▶ _Extracted material_
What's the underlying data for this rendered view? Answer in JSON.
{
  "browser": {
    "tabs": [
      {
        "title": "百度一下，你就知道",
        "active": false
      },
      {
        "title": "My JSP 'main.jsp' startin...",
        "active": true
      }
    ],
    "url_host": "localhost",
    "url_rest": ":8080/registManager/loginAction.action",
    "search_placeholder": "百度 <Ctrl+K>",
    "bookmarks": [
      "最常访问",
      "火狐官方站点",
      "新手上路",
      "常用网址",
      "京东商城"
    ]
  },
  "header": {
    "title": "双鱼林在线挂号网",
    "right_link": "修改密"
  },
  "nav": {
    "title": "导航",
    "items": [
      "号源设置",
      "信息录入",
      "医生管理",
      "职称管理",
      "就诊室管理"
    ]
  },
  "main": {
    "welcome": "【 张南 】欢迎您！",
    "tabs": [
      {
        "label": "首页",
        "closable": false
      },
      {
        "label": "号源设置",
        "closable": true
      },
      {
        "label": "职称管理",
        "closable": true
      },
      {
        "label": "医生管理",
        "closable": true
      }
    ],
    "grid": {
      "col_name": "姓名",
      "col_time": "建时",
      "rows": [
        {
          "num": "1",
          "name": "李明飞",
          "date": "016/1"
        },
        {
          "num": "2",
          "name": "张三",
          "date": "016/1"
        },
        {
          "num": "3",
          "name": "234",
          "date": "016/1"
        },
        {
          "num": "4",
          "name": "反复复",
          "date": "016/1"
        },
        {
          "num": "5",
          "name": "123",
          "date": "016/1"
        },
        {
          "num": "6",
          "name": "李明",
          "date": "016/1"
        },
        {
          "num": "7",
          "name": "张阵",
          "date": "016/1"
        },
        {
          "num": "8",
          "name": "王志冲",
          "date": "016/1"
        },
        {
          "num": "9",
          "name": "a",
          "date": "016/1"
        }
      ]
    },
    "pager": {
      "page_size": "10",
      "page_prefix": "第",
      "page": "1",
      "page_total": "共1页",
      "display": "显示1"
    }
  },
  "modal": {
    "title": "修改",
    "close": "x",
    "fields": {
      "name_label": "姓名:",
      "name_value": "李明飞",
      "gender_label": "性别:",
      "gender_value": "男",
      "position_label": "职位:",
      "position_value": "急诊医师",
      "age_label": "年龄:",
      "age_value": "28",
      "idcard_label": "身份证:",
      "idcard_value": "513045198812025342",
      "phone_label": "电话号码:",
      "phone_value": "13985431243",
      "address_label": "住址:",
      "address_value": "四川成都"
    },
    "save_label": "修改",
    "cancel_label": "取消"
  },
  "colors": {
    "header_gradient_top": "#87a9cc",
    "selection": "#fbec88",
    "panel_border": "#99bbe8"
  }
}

▶ _Direction_
Show all lines from the records above where the word "title" occurs.

▶ _Solution to this exercise_
        "title": "百度一下，你就知道",
        "title": "My JSP 'main.jsp' startin...",
    "title": "双鱼林在线挂号网",
    "title": "导航",
    "title": "修改",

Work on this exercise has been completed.